**Listed entries**:
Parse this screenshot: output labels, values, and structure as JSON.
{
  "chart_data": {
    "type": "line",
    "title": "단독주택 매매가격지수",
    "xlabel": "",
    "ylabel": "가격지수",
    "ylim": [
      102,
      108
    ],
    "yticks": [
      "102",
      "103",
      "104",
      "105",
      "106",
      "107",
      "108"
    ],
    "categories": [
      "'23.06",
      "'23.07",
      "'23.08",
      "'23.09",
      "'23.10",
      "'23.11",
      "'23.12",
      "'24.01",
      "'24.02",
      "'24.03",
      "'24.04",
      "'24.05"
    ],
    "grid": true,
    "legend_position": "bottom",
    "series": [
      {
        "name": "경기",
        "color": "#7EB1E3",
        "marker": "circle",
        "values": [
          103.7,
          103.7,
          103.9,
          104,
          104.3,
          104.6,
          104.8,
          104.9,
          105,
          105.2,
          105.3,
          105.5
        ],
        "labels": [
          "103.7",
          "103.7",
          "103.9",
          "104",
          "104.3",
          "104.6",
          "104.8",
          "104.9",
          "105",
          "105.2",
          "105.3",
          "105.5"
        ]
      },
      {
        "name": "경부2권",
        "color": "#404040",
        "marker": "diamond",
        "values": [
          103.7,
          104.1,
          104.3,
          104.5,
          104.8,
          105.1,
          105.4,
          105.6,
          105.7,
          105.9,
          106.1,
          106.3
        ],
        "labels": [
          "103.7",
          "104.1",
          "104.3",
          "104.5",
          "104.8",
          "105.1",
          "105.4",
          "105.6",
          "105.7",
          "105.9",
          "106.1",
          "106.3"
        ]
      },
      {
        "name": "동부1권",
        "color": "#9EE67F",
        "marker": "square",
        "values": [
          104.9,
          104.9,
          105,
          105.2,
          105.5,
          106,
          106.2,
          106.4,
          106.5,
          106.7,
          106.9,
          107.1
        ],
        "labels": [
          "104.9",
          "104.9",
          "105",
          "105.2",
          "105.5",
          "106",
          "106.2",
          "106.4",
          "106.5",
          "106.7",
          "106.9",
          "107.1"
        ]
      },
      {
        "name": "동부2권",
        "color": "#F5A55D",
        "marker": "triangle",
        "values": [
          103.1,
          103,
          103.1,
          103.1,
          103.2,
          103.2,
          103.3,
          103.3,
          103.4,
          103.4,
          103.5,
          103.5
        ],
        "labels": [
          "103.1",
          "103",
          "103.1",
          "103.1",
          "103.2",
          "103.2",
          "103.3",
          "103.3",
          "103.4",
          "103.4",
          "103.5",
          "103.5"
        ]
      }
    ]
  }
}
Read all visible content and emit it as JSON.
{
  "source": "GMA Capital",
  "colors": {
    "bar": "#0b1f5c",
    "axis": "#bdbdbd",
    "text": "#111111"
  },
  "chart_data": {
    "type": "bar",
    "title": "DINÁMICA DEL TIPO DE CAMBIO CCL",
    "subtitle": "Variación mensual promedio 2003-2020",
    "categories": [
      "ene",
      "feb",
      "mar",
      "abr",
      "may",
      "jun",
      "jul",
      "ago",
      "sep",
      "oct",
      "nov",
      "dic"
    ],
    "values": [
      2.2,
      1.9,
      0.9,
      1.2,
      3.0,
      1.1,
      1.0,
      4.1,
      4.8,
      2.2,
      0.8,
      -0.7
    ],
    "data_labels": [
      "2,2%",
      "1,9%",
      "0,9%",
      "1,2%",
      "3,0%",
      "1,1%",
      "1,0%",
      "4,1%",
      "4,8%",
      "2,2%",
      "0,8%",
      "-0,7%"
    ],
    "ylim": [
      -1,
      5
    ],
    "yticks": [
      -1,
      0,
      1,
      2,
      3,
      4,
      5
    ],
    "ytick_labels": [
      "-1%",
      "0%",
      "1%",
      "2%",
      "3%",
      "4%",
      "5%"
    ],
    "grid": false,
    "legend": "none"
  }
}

**Short task**: Exactly reproduce all of the entries.

**Solution for this exercise**:
Parse this screenshot: output labels, values, and structure as JSON.
{
  "chart_data": {
    "type": "line",
    "title": "단독주택 매매가격지수",
    "xlabel": "",
    "ylabel": "가격지수",
    "ylim": [
      102,
      108
    ],
    "yticks": [
      "102",
      "103",
      "104",
      "105",
      "106",
      "107",
      "108"
    ],
    "categories": [
      "'23.06",
      "'23.07",
      "'23.08",
      "'23.09",
      "'23.10",
      "'23.11",
      "'23.12",
      "'24.01",
      "'24.02",
      "'24.03",
      "'24.04",
      "'24.05"
    ],
    "grid": true,
    "legend_position": "bottom",
    "series": [
      {
        "name": "경기",
        "color": "#7EB1E3",
        "marker": "circle",
        "values": [
          103.7,
          103.7,
          103.9,
          104,
          104.3,
          104.6,
          104.8,
          104.9,
          105,
          105.2,
          105.3,
          105.5
        ],
        "labels": [
          "103.7",
          "103.7",
          "103.9",
          "104",
          "104.3",
          "104.6",
          "104.8",
          "104.9",
          "105",
          "105.2",
          "105.3",
          "105.5"
        ]
      },
      {
        "name": "경부2권",
        "color": "#404040",
        "marker": "diamond",
        "values": [
          103.7,
          104.1,
          104.3,
          104.5,
          104.8,
          105.1,
          105.4,
          105.6,
          105.7,
          105.9,
          106.1,
          106.3
        ],
        "labels": [
          "103.7",
          "104.1",
          "104.3",
          "104.5",
          "104.8",
          "105.1",
          "105.4",
          "105.6",
          "105.7",
          "105.9",
          "106.1",
          "106.3"
        ]
      },
      {
        "name": "동부1권",
        "color": "#9EE67F",
        "marker": "square",
        "values": [
          104.9,
          104.9,
          105,
          105.2,
          105.5,
          106,
          106.2,
          106.4,
          106.5,
          106.7,
          106.9,
          107.1
        ],
        "labels": [
          "104.9",
          "104.9",
          "105",
          "105.2",
          "105.5",
          "106",
          "106.2",
          "106.4",
          "106.5",
          "106.7",
          "106.9",
          "107.1"
        ]
      },
      {
        "name": "동부2권",
        "color": "#F5A55D",
        "marker": "triangle",
        "values": [
          103.1,
          103,
          103.1,
          103.1,
          103.2,
          103.2,
          103.3,
          103.3,
          103.4,
          103.4,
          103.5,
          103.5
        ],
        "labels": [
          "103.1",
          "103",
          "103.1",
          "103.1",
          "103.2",
          "103.2",
          "103.3",
          "103.3",
          "103.4",
          "103.4",
          "103.5",
          "103.5"
        ]
      }
    ]
  }
}
Read all visible content and emit it as JSON.
{
  "source": "GMA Capital",
  "colors": {
    "bar": "#0b1f5c",
    "axis": "#bdbdbd",
    "text": "#111111"
  },
  "chart_data": {
    "type": "bar",
    "title": "DINÁMICA DEL TIPO DE CAMBIO CCL",
    "subtitle": "Variación mensual promedio 2003-2020",
    "categories": [
      "ene",
      "feb",
      "mar",
      "abr",
      "may",
      "jun",
      "jul",
      "ago",
      "sep",
      "oct",
      "nov",
      "dic"
    ],
    "values": [
      2.2,
      1.9,
      0.9,
      1.2,
      3.0,
      1.1,
      1.0,
      4.1,
      4.8,
      2.2,
      0.8,
      -0.7
    ],
    "data_labels": [
      "2,2%",
      "1,9%",
      "0,9%",
      "1,2%",
      "3,0%",
      "1,1%",
      "1,0%",
      "4,1%",
      "4,8%",
      "2,2%",
      "0,8%",
      "-0,7%"
    ],
    "ylim": [
      -1,
      5
    ],
    "yticks": [
      -1,
      0,
      1,
      2,
      3,
      4,
      5
    ],
    "ytick_labels": [
      "-1%",
      "0%",
      "1%",
      "2%",
      "3%",
      "4%",
      "5%"
    ],
    "grid": false,
    "legend": "none"
  }
}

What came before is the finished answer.